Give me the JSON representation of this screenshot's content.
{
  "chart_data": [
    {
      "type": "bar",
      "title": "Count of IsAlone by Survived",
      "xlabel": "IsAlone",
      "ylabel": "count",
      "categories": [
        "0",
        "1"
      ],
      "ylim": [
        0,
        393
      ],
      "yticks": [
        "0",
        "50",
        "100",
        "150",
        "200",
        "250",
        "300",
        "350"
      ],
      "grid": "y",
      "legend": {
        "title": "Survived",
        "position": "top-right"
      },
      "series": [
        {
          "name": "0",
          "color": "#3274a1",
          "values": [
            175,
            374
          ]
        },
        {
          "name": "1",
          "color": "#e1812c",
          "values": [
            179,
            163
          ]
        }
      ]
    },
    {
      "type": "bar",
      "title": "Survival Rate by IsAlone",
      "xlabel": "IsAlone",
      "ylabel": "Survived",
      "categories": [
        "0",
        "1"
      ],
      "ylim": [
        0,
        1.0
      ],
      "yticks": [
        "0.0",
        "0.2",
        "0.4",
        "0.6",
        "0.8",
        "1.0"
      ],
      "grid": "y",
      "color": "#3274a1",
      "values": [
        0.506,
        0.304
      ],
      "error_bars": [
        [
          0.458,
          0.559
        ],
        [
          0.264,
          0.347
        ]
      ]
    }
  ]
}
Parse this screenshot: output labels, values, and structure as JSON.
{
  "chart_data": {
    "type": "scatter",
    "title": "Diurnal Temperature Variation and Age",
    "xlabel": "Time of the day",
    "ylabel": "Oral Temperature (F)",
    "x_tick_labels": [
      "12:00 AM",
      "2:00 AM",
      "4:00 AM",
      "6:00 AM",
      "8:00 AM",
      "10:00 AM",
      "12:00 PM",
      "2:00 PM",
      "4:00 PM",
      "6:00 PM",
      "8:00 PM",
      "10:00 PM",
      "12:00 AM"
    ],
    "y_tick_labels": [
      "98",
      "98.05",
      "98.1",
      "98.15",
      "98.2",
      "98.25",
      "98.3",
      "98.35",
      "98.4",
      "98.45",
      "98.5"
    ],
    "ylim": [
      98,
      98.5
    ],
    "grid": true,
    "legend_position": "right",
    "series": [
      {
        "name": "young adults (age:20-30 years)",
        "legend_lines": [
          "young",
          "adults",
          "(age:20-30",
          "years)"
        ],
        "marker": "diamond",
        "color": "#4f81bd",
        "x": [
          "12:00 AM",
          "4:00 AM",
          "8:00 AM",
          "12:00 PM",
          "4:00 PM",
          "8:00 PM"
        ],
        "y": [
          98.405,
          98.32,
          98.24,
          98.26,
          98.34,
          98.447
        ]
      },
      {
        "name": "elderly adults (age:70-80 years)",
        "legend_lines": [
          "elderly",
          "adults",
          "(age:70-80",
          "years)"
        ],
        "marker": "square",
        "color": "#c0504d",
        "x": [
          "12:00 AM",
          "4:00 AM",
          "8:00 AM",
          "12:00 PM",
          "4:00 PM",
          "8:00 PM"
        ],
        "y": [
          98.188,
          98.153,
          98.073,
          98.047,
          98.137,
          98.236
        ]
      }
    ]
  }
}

■ ■ ■

> **EXERCISE DETAILS**
Give only the count of lines in this material that contain the string "Survived".

> **SOLUTION FOR THIS PROBLEM**
3